Given records:
※ ※ ※

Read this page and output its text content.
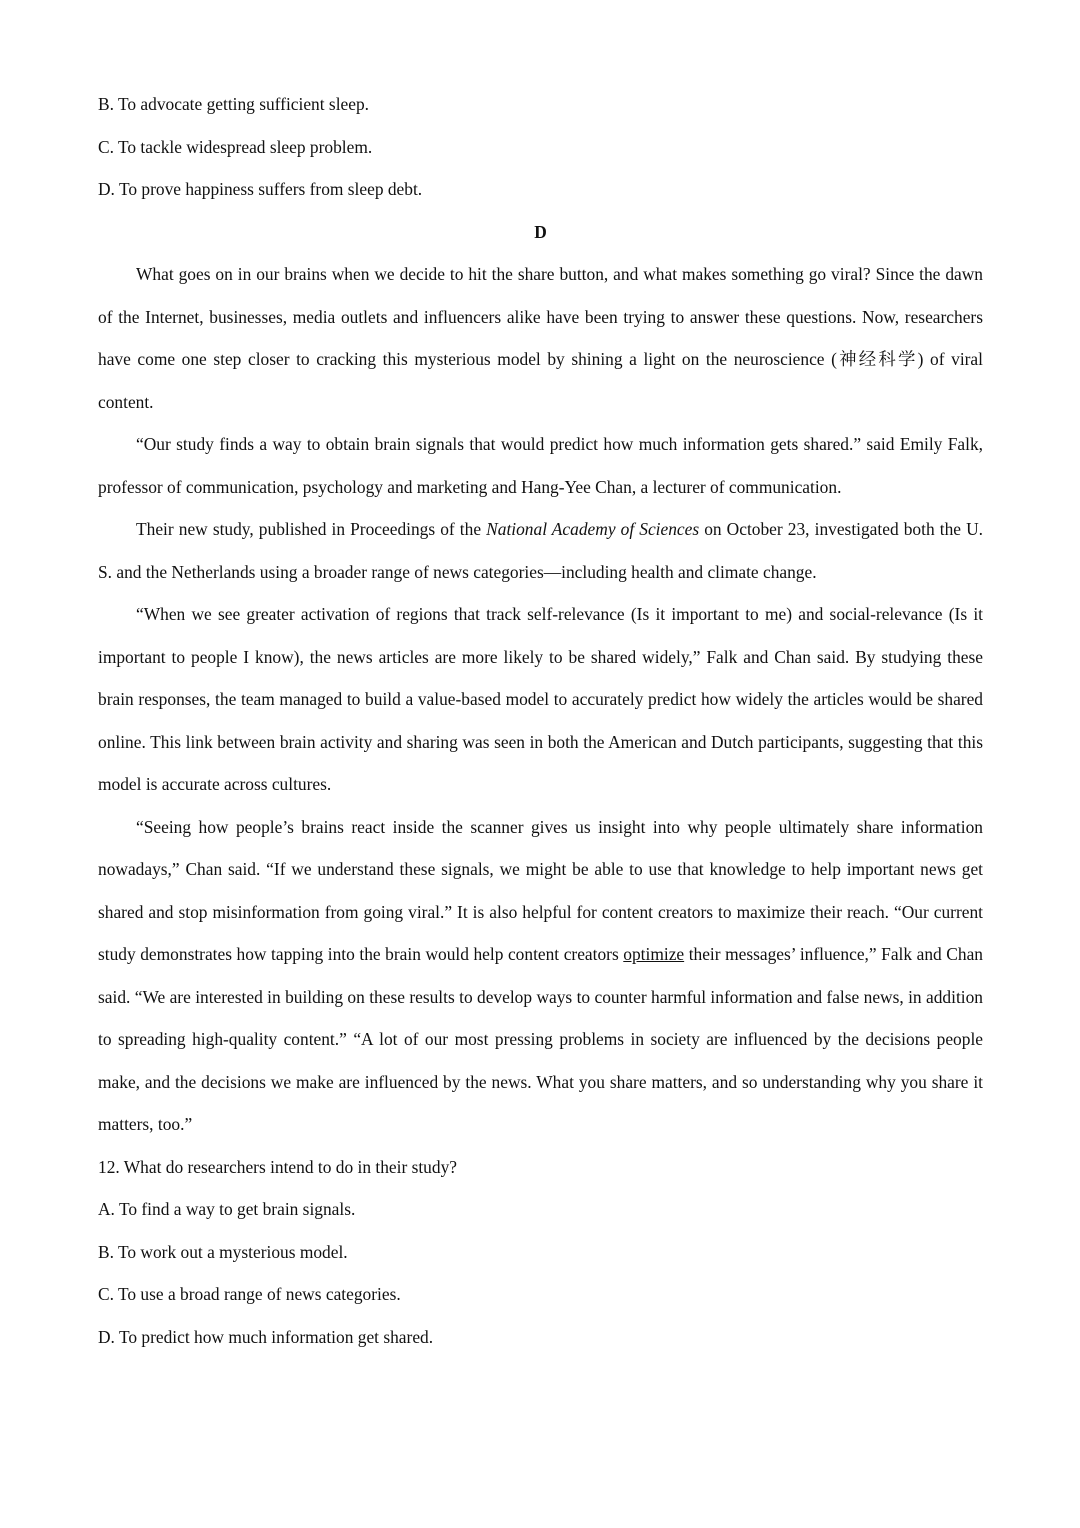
B. To advocate getting sufficient sleep.
C. To tackle widespread sleep problem.
D. To prove happiness suffers from sleep debt.

D

What goes on in our brains when we decide to hit the share button, and what makes something go viral? Since the dawn of the Internet, businesses, media outlets and influencers alike have been trying to answer these questions. Now, researchers have come one step closer to cracking this mysterious model by shining a light on the neuroscience (神经科学) of viral content.

“Our study finds a way to obtain brain signals that would predict how much information gets shared.” said Emily Falk, professor of communication, psychology and marketing and Hang-Yee Chan, a lecturer of communication.

Their new study, published in Proceedings of the National Academy of Sciences on October 23, investigated both the U. S. and the Netherlands using a broader range of news categories—including health and climate change.

“When we see greater activation of regions that track self-relevance (Is it important to me) and social-relevance (Is it important to people I know), the news articles are more likely to be shared widely,” Falk and Chan said. By studying these brain responses, the team managed to build a value-based model to accurately predict how widely the articles would be shared online. This link between brain activity and sharing was seen in both the American and Dutch participants, suggesting that this model is accurate across cultures.

“Seeing how people’s brains react inside the scanner gives us insight into why people ultimately share information nowadays,” Chan said. “If we understand these signals, we might be able to use that knowledge to help important news get shared and stop misinformation from going viral.” It is also helpful for content creators to maximize their reach. “Our current study demonstrates how tapping into the brain would help content creators optimize their messages’ influence,” Falk and Chan said. “We are interested in building on these results to develop ways to counter harmful information and false news, in addition to spreading high-quality content.” “A lot of our most pressing problems in society are influenced by the decisions people make, and the decisions we make are influenced by the news. What you share matters, and so understanding why you share it matters, too.”

12. What do researchers intend to do in their study?
A. To find a way to get brain signals.
B. To work out a mysterious model.
C. To use a broad range of news categories.
D. To predict how much information get shared.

※ ※ ※

Task prompt: Reproduce the data exactly, please, and omit its pictures.

Answer for this exercise:
Read this page and output its text content.
B. To advocate getting sufficient sleep.
C. To tackle widespread sleep problem.
D. To prove happiness suffers from sleep debt.

D

What goes on in our brains when we decide to hit the share button, and what makes something go viral? Since the dawn of the Internet, businesses, media outlets and influencers alike have been trying to answer these questions. Now, researchers have come one step closer to cracking this mysterious model by shining a light on the neuroscience (神经科学) of viral content.

“Our study finds a way to obtain brain signals that would predict how much information gets shared.” said Emily Falk, professor of communication, psychology and marketing and Hang-Yee Chan, a lecturer of communication.

Their new study, published in Proceedings of the National Academy of Sciences on October 23, investigated both the U. S. and the Netherlands using a broader range of news categories—including health and climate change.

“When we see greater activation of regions that track self-relevance (Is it important to me) and social-relevance (Is it important to people I know), the news articles are more likely to be shared widely,” Falk and Chan said. By studying these brain responses, the team managed to build a value-based model to accurately predict how widely the articles would be shared online. This link between brain activity and sharing was seen in both the American and Dutch participants, suggesting that this model is accurate across cultures.

“Seeing how people’s brains react inside the scanner gives us insight into why people ultimately share information nowadays,” Chan said. “If we understand these signals, we might be able to use that knowledge to help important news get shared and stop misinformation from going viral.” It is also helpful for content creators to maximize their reach. “Our current study demonstrates how tapping into the brain would help content creators optimize their messages’ influence,” Falk and Chan said. “We are interested in building on these results to develop ways to counter harmful information and false news, in addition to spreading high-quality content.” “A lot of our most pressing problems in society are influenced by the decisions people make, and the decisions we make are influenced by the news. What you share matters, and so understanding why you share it matters, too.”

12. What do researchers intend to do in their study?
A. To find a way to get brain signals.
B. To work out a mysterious model.
C. To use a broad range of news categories.
D. To predict how much information get shared.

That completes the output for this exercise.